TASK OBJECTIVE
Skip the pictures. Copy all the rest of the records down exactly.

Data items
______

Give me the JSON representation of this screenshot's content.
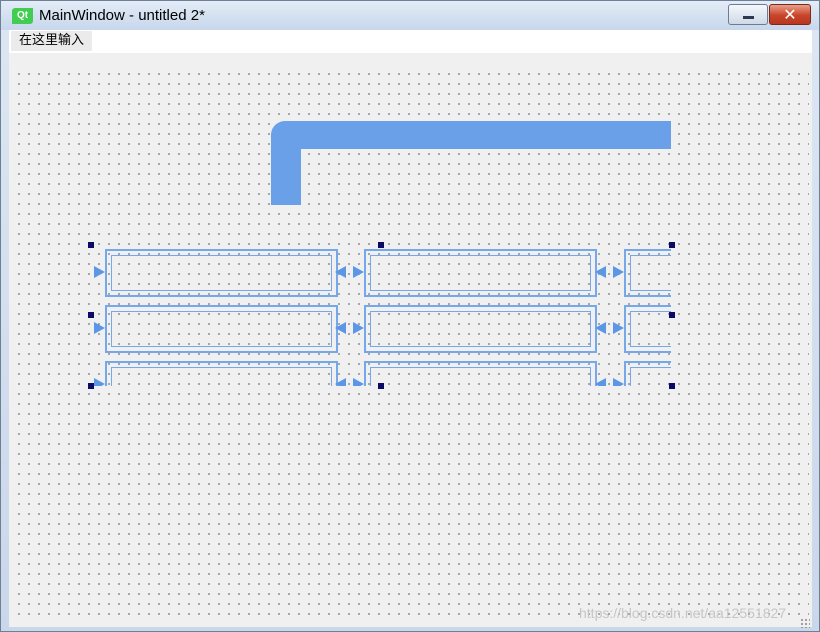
{
  "window": {
    "title": "MainWindow - untitled 2*",
    "logo_text": "Qt",
    "minimize_glyph": "",
    "close_glyph": "✕"
  },
  "menubar": {
    "items": [
      {
        "label": "在这里输入"
      }
    ]
  },
  "designer": {
    "grid_layout": {
      "rows": 3,
      "columns": 3
    },
    "accent_color": "#6aa0e8",
    "handle_color": "#0b0b66"
  },
  "watermark": "https://blog.csdn.net/aa12551827"
}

______

FINISHED TASK
Give me the JSON representation of this screenshot's content.
{
  "window": {
    "title": "MainWindow - untitled 2*",
    "logo_text": "Qt",
    "minimize_glyph": "",
    "close_glyph": "✕"
  },
  "menubar": {
    "items": [
      {
        "label": "在这里输入"
      }
    ]
  },
  "designer": {
    "grid_layout": {
      "rows": 3,
      "columns": 3
    },
    "accent_color": "#6aa0e8",
    "handle_color": "#0b0b66"
  },
  "watermark": "https://blog.csdn.net/aa12551827"
}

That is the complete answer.